WRITTEN PROBLEM: In the listing below, how many lines contain the word "aGestão"? Please respond with the number only.

PROVIDED DATA:

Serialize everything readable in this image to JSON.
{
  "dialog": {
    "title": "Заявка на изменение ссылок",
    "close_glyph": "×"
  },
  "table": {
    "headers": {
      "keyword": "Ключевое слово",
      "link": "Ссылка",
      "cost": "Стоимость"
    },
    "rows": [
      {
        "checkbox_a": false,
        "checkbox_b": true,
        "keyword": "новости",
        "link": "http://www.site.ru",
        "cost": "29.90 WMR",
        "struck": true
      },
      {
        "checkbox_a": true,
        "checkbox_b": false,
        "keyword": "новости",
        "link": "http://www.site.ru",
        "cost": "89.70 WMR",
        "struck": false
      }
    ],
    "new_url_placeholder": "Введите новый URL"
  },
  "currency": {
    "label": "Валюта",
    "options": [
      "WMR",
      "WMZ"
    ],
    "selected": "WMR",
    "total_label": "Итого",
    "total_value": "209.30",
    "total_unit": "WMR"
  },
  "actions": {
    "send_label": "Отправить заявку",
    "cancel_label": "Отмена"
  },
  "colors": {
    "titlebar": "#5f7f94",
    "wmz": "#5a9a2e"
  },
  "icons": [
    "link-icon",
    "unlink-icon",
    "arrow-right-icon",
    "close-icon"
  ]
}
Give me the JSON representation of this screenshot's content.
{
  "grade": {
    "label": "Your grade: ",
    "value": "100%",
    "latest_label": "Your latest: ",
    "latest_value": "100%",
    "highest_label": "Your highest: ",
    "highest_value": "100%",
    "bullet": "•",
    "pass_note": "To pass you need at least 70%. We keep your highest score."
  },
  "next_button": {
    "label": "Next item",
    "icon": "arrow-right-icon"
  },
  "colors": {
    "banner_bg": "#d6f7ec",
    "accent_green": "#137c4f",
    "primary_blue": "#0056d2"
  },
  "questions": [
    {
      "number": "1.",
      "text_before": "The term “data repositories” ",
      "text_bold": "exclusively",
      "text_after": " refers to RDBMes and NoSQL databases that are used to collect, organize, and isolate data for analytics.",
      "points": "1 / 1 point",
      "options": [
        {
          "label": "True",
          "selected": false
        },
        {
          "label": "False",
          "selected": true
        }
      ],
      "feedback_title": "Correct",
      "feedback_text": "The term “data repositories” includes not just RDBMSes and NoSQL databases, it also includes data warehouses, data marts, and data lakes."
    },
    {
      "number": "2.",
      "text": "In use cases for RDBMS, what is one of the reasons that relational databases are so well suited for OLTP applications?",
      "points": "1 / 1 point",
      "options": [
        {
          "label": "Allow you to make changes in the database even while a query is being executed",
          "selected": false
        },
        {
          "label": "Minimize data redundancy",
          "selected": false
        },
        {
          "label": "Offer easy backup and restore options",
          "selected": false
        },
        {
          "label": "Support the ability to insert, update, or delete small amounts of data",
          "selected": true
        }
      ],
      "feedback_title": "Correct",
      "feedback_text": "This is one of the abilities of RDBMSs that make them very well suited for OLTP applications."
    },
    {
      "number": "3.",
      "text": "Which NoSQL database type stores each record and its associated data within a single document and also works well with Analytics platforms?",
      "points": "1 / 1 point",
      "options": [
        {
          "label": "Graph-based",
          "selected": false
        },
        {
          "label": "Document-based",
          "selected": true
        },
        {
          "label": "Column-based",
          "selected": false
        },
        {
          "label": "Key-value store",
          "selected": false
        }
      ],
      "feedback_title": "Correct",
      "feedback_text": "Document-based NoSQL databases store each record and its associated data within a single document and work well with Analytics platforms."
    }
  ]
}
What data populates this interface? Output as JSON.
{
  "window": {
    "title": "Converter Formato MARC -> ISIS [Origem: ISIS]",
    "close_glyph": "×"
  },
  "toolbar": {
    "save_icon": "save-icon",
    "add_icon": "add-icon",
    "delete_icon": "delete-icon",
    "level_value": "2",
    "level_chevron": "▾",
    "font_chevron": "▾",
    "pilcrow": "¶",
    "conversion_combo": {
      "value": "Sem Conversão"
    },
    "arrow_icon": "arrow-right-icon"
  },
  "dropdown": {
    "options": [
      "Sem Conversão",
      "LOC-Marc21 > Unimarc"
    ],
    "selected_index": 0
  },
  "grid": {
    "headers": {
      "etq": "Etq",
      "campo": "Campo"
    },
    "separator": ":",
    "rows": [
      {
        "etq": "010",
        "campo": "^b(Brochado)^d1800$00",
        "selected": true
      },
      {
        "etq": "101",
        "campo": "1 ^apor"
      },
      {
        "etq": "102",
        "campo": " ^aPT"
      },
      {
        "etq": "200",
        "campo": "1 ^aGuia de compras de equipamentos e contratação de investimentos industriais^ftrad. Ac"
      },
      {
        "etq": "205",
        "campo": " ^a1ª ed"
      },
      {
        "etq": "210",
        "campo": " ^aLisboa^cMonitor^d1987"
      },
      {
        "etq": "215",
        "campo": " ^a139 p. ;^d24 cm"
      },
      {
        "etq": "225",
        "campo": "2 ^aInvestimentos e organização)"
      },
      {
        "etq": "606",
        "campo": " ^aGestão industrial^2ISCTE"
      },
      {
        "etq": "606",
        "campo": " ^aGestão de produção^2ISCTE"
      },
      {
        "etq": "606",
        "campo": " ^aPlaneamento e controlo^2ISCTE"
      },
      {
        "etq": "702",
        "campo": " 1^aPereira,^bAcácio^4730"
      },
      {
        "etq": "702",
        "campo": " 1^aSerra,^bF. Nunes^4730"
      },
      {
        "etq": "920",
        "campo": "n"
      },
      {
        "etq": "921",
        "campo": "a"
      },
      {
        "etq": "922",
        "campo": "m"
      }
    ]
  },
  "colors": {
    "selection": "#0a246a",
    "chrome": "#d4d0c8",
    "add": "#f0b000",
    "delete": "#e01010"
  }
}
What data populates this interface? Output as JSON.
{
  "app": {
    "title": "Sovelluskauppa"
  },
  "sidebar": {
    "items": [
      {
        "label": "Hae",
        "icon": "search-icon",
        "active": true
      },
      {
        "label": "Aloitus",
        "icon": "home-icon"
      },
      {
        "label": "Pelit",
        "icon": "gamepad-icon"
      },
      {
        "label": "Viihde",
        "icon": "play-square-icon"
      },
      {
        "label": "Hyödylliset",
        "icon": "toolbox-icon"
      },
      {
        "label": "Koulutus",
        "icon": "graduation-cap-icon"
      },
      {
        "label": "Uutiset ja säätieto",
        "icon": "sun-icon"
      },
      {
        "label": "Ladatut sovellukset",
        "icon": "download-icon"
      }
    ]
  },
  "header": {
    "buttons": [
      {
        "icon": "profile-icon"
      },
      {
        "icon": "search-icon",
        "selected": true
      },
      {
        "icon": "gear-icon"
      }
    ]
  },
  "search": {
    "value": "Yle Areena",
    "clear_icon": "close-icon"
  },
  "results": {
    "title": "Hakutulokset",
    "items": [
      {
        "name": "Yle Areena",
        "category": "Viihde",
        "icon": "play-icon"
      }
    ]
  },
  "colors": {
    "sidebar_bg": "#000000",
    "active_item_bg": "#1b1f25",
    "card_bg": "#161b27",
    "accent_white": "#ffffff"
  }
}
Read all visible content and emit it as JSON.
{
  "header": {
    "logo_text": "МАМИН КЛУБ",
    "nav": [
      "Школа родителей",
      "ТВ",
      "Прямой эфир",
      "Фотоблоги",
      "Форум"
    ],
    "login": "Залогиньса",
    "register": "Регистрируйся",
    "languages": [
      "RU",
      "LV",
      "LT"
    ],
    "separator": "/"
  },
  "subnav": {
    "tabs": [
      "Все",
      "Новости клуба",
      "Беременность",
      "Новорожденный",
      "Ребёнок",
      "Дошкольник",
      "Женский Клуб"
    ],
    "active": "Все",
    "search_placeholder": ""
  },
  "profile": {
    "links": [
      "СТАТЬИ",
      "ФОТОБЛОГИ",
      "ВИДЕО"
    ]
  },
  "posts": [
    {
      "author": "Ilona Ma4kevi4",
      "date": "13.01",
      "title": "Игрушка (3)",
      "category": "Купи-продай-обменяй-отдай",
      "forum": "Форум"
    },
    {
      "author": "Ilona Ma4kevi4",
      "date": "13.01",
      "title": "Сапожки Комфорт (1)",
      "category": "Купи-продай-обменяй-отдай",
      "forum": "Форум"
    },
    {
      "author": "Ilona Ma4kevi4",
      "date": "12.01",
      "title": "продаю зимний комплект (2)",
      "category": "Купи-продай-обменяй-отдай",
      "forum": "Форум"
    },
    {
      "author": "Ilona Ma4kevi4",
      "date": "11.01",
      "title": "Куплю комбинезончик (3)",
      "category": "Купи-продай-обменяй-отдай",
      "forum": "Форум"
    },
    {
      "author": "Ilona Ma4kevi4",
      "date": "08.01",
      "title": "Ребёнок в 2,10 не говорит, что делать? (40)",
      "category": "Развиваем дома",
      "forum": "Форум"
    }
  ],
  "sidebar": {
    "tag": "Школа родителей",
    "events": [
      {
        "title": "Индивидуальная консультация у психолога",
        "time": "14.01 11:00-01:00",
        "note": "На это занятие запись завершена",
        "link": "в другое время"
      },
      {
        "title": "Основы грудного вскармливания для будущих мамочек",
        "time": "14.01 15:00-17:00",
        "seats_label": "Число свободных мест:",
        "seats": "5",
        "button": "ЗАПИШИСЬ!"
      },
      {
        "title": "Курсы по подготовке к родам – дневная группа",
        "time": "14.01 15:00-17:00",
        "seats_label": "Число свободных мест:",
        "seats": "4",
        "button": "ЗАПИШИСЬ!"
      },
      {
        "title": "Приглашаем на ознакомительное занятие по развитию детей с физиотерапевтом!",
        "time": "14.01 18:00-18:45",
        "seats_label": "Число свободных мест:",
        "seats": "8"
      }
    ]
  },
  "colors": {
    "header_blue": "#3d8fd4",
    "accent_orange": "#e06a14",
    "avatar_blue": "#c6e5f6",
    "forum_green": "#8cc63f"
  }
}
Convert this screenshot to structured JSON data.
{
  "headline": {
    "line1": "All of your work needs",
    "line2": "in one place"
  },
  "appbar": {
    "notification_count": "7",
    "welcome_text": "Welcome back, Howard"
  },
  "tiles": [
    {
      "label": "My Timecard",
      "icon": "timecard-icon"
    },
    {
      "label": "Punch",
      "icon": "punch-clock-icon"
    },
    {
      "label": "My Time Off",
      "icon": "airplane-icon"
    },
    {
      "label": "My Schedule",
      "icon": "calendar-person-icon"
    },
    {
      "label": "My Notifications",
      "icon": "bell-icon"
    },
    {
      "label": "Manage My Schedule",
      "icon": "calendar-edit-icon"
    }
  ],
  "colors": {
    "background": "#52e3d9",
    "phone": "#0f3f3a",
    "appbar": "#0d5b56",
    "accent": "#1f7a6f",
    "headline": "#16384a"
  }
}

TASK RESPONSE: 2